> **Requirement**
Write out the listing again, putting "y-axis-tick" wherever "y-tick-label" occurs and changing nothing else.

> **Layout dataset entries**
━━━━━━━━━━━━━━━━
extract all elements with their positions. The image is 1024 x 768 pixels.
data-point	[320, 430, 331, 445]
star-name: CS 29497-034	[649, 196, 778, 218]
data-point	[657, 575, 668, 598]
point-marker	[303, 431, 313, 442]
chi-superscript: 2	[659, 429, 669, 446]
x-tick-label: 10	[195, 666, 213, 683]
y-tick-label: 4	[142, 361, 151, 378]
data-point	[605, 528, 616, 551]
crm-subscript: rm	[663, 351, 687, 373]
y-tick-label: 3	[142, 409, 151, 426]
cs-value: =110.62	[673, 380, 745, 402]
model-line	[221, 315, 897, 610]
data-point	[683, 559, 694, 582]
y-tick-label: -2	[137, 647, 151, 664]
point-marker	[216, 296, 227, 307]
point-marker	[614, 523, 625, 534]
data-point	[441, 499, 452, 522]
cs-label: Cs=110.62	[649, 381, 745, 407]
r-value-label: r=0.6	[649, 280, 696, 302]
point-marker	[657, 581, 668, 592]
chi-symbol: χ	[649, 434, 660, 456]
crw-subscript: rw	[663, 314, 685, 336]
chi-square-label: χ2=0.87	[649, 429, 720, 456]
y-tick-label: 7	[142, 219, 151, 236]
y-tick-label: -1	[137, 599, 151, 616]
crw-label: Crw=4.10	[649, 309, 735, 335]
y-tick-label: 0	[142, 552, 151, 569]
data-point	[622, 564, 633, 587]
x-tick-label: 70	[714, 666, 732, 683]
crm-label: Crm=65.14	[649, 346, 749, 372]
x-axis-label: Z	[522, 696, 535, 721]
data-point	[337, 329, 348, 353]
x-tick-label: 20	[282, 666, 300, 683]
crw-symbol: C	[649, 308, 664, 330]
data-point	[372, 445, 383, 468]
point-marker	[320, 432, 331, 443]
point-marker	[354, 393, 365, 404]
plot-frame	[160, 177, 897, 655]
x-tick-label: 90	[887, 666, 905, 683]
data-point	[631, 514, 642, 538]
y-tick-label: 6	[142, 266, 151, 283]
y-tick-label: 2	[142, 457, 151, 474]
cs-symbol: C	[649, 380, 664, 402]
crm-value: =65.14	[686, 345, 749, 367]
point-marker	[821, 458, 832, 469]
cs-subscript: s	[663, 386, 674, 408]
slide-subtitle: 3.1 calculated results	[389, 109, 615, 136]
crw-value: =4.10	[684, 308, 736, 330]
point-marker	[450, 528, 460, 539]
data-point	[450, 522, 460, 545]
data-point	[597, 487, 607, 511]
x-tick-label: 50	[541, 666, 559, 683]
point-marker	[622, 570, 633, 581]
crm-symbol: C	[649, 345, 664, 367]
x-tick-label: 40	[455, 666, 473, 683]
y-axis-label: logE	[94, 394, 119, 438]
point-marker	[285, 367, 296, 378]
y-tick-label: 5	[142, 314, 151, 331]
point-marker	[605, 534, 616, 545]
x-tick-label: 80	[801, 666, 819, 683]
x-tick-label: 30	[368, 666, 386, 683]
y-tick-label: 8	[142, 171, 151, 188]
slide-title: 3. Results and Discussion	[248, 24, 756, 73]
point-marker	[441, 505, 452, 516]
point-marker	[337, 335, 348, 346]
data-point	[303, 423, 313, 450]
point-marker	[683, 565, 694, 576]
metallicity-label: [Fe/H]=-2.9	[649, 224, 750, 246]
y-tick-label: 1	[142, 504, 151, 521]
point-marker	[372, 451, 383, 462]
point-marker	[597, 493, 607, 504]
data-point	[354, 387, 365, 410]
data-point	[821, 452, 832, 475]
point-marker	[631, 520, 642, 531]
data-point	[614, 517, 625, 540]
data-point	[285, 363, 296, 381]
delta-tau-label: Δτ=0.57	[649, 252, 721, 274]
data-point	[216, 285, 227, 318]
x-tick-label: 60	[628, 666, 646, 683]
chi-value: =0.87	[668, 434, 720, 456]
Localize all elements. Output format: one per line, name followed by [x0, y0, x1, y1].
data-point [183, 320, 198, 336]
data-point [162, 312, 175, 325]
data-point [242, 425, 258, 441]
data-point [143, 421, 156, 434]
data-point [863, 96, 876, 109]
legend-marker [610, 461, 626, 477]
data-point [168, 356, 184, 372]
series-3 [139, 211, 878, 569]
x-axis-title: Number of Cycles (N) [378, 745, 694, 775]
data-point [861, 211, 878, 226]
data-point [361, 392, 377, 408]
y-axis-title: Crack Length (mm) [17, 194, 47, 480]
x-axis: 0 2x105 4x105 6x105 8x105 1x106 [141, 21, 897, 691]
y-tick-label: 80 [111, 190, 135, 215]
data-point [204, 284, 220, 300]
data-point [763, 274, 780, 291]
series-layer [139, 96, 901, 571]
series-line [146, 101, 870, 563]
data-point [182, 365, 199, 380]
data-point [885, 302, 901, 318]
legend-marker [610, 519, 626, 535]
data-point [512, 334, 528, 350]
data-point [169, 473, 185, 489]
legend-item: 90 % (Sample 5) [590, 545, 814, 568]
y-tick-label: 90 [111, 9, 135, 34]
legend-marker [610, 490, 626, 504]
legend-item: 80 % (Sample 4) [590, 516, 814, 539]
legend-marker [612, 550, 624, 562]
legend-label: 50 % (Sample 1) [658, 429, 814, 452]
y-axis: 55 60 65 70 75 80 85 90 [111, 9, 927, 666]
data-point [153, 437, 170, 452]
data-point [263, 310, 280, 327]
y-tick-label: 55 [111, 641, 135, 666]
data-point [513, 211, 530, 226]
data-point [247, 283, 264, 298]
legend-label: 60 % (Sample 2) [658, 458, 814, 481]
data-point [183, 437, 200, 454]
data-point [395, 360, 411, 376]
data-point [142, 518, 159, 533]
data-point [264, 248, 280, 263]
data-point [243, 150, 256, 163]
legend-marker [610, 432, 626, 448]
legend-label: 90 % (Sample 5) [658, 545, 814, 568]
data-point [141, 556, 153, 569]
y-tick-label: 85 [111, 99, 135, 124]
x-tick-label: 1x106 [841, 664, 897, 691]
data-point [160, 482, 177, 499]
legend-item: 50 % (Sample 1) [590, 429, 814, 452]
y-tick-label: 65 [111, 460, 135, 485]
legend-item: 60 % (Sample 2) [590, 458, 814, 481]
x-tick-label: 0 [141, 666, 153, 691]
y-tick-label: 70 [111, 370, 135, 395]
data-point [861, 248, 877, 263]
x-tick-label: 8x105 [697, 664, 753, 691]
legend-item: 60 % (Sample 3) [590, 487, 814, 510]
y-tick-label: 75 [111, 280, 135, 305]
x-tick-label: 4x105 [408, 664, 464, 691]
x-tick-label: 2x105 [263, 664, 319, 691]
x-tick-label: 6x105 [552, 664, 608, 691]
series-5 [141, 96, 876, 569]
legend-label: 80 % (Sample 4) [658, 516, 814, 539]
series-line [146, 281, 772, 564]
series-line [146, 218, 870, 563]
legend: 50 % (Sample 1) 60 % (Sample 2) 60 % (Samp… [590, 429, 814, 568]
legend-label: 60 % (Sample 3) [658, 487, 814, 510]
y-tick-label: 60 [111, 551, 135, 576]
━━━━━━━━━━━━━━━━
> **Finished task**
extract all elements with their positions. The image is 1024 x 768 pixels.
data-point	[320, 430, 331, 445]
star-name: CS 29497-034	[649, 196, 778, 218]
data-point	[657, 575, 668, 598]
point-marker	[303, 431, 313, 442]
chi-superscript: 2	[659, 429, 669, 446]
x-tick-label: 10	[195, 666, 213, 683]
y-axis-tick: 4	[142, 361, 151, 378]
data-point	[605, 528, 616, 551]
crm-subscript: rm	[663, 351, 687, 373]
y-axis-tick: 3	[142, 409, 151, 426]
cs-value: =110.62	[673, 380, 745, 402]
model-line	[221, 315, 897, 610]
data-point	[683, 559, 694, 582]
y-axis-tick: -2	[137, 647, 151, 664]
point-marker	[216, 296, 227, 307]
point-marker	[614, 523, 625, 534]
data-point	[441, 499, 452, 522]
cs-label: Cs=110.62	[649, 381, 745, 407]
r-value-label: r=0.6	[649, 280, 696, 302]
point-marker	[657, 581, 668, 592]
chi-symbol: χ	[649, 434, 660, 456]
crw-subscript: rw	[663, 314, 685, 336]
chi-square-label: χ2=0.87	[649, 429, 720, 456]
y-axis-tick: 7	[142, 219, 151, 236]
y-axis-tick: -1	[137, 599, 151, 616]
crw-label: Crw=4.10	[649, 309, 735, 335]
y-axis-tick: 0	[142, 552, 151, 569]
data-point	[622, 564, 633, 587]
x-tick-label: 70	[714, 666, 732, 683]
crm-label: Crm=65.14	[649, 346, 749, 372]
x-axis-label: Z	[522, 696, 535, 721]
data-point	[337, 329, 348, 353]
x-tick-label: 20	[282, 666, 300, 683]
crw-symbol: C	[649, 308, 664, 330]
data-point	[372, 445, 383, 468]
point-marker	[320, 432, 331, 443]
point-marker	[354, 393, 365, 404]
plot-frame	[160, 177, 897, 655]
x-tick-label: 90	[887, 666, 905, 683]
data-point	[631, 514, 642, 538]
y-axis-tick: 6	[142, 266, 151, 283]
y-axis-tick: 2	[142, 457, 151, 474]
cs-symbol: C	[649, 380, 664, 402]
crm-value: =65.14	[686, 345, 749, 367]
point-marker	[821, 458, 832, 469]
cs-subscript: s	[663, 386, 674, 408]
slide-subtitle: 3.1 calculated results	[389, 109, 615, 136]
crw-value: =4.10	[684, 308, 736, 330]
point-marker	[450, 528, 460, 539]
data-point	[450, 522, 460, 545]
data-point	[597, 487, 607, 511]
x-tick-label: 50	[541, 666, 559, 683]
point-marker	[622, 570, 633, 581]
crm-symbol: C	[649, 345, 664, 367]
x-tick-label: 40	[455, 666, 473, 683]
y-axis-label: logE	[94, 394, 119, 438]
point-marker	[285, 367, 296, 378]
y-axis-tick: 5	[142, 314, 151, 331]
point-marker	[605, 534, 616, 545]
x-tick-label: 80	[801, 666, 819, 683]
x-tick-label: 30	[368, 666, 386, 683]
y-axis-tick: 8	[142, 171, 151, 188]
slide-title: 3. Results and Discussion	[248, 24, 756, 73]
point-marker	[441, 505, 452, 516]
point-marker	[337, 335, 348, 346]
data-point	[303, 423, 313, 450]
point-marker	[683, 565, 694, 576]
metallicity-label: [Fe/H]=-2.9	[649, 224, 750, 246]
y-axis-tick: 1	[142, 504, 151, 521]
point-marker	[372, 451, 383, 462]
point-marker	[597, 493, 607, 504]
data-point	[354, 387, 365, 410]
data-point	[821, 452, 832, 475]
point-marker	[631, 520, 642, 531]
data-point	[614, 517, 625, 540]
data-point	[285, 363, 296, 381]
delta-tau-label: Δτ=0.57	[649, 252, 721, 274]
data-point	[216, 285, 227, 318]
x-tick-label: 60	[628, 666, 646, 683]
chi-value: =0.87	[668, 434, 720, 456]
Localize all elements. Output format: one per line, name followed by [x0, y0, x1, y1].
data-point [183, 320, 198, 336]
data-point [162, 312, 175, 325]
data-point [242, 425, 258, 441]
data-point [143, 421, 156, 434]
data-point [863, 96, 876, 109]
legend-marker [610, 461, 626, 477]
data-point [168, 356, 184, 372]
series-3 [139, 211, 878, 569]
x-axis-title: Number of Cycles (N) [378, 745, 694, 775]
data-point [861, 211, 878, 226]
data-point [361, 392, 377, 408]
y-axis-title: Crack Length (mm) [17, 194, 47, 480]
x-axis: 0 2x105 4x105 6x105 8x105 1x106 [141, 21, 897, 691]
y-axis-tick: 80 [111, 190, 135, 215]
data-point [204, 284, 220, 300]
data-point [763, 274, 780, 291]
series-layer [139, 96, 901, 571]
series-line [146, 101, 870, 563]
data-point [182, 365, 199, 380]
data-point [885, 302, 901, 318]
legend-marker [610, 519, 626, 535]
data-point [512, 334, 528, 350]
data-point [169, 473, 185, 489]
legend-item: 90 % (Sample 5) [590, 545, 814, 568]
y-axis-tick: 90 [111, 9, 135, 34]
legend-marker [610, 490, 626, 504]
legend-item: 80 % (Sample 4) [590, 516, 814, 539]
legend-marker [612, 550, 624, 562]
legend-label: 50 % (Sample 1) [658, 429, 814, 452]
y-axis: 55 60 65 70 75 80 85 90 [111, 9, 927, 666]
data-point [153, 437, 170, 452]
data-point [263, 310, 280, 327]
y-axis-tick: 55 [111, 641, 135, 666]
data-point [513, 211, 530, 226]
data-point [247, 283, 264, 298]
legend-label: 60 % (Sample 2) [658, 458, 814, 481]
data-point [183, 437, 200, 454]
data-point [395, 360, 411, 376]
data-point [142, 518, 159, 533]
data-point [264, 248, 280, 263]
data-point [243, 150, 256, 163]
legend-marker [610, 432, 626, 448]
legend-label: 90 % (Sample 5) [658, 545, 814, 568]
data-point [141, 556, 153, 569]
y-axis-tick: 85 [111, 99, 135, 124]
x-tick-label: 1x106 [841, 664, 897, 691]
data-point [160, 482, 177, 499]
legend-item: 50 % (Sample 1) [590, 429, 814, 452]
y-axis-tick: 65 [111, 460, 135, 485]
legend-item: 60 % (Sample 2) [590, 458, 814, 481]
x-tick-label: 0 [141, 666, 153, 691]
y-axis-tick: 70 [111, 370, 135, 395]
data-point [861, 248, 877, 263]
x-tick-label: 8x105 [697, 664, 753, 691]
legend-item: 60 % (Sample 3) [590, 487, 814, 510]
y-axis-tick: 75 [111, 280, 135, 305]
x-tick-label: 4x105 [408, 664, 464, 691]
x-tick-label: 2x105 [263, 664, 319, 691]
x-tick-label: 6x105 [552, 664, 608, 691]
series-5 [141, 96, 876, 569]
legend-label: 80 % (Sample 4) [658, 516, 814, 539]
series-line [146, 281, 772, 564]
series-line [146, 218, 870, 563]
legend: 50 % (Sample 1) 60 % (Sample 2) 60 % (Samp… [590, 429, 814, 568]
legend-label: 60 % (Sample 3) [658, 487, 814, 510]
y-axis-tick: 60 [111, 551, 135, 576]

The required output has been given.